Print every row from the one containing "Localize each UI" through the one containing "- legend-item: >= 0.85: [470, 805, 590, 822]", both included, without changing a character.
▼
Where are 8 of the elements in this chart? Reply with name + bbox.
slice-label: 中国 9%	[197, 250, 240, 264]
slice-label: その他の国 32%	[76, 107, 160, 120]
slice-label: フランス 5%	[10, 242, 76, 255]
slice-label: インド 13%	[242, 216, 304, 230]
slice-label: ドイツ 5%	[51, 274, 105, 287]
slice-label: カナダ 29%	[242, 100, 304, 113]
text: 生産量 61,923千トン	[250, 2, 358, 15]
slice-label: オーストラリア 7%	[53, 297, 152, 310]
▲
▼
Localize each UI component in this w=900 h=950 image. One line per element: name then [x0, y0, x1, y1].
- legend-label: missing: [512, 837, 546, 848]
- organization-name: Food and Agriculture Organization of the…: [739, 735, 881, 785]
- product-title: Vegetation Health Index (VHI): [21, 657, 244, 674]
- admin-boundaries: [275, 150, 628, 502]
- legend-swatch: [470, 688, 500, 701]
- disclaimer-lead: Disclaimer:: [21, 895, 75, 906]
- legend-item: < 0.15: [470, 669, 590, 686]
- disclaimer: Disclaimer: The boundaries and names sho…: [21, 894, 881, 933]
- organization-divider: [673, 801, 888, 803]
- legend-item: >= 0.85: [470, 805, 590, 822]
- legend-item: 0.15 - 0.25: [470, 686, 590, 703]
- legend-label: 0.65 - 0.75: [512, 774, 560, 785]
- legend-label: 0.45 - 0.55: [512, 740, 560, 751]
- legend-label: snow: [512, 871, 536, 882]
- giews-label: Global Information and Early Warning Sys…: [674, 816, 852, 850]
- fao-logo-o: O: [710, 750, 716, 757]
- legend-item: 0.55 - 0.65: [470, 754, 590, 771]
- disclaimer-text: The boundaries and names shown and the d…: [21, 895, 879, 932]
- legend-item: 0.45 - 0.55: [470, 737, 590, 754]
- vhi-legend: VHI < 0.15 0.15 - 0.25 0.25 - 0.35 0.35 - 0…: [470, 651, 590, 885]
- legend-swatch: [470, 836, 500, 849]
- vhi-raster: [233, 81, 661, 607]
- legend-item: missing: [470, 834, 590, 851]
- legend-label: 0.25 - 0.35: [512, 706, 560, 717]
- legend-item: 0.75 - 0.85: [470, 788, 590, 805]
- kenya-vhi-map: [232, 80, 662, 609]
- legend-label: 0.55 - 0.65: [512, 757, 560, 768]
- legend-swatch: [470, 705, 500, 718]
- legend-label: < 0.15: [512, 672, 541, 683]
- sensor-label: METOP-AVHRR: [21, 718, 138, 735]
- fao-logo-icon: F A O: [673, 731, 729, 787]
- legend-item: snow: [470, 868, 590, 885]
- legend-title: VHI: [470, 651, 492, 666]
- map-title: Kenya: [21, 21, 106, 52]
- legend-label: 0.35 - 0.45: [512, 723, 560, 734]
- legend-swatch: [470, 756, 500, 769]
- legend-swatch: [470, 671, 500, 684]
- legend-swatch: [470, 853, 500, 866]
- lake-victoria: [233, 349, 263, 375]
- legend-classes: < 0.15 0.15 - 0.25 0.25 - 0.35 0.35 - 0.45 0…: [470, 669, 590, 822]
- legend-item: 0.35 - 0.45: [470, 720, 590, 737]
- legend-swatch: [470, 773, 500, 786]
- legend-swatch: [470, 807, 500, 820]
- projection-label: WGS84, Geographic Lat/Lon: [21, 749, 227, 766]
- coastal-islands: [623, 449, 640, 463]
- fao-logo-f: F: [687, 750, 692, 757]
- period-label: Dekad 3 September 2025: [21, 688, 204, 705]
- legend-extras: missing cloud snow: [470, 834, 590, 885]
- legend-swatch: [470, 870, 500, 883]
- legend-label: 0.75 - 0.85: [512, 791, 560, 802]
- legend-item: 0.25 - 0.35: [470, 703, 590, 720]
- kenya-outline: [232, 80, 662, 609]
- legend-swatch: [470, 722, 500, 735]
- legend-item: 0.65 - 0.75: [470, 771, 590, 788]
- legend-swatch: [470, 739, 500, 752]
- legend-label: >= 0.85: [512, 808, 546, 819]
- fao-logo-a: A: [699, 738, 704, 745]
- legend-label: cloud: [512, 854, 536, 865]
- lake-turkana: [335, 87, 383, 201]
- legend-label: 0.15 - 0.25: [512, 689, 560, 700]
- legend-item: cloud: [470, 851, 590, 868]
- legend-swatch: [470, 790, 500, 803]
▲
** THE COMPLETED TASK **
Localize each UI component in this w=900 h=950 image. One line per element: name then [x0, y0, x1, y1].
- legend-label: missing: [512, 837, 546, 848]
- organization-name: Food and Agriculture Organization of the…: [739, 735, 881, 785]
- product-title: Vegetation Health Index (VHI): [21, 657, 244, 674]
- admin-boundaries: [275, 150, 628, 502]
- legend-swatch: [470, 688, 500, 701]
- disclaimer-lead: Disclaimer:: [21, 895, 75, 906]
- legend-item: < 0.15: [470, 669, 590, 686]
- disclaimer: Disclaimer: The boundaries and names sho…: [21, 894, 881, 933]
- organization-divider: [673, 801, 888, 803]
- legend-item: >= 0.85: [470, 805, 590, 822]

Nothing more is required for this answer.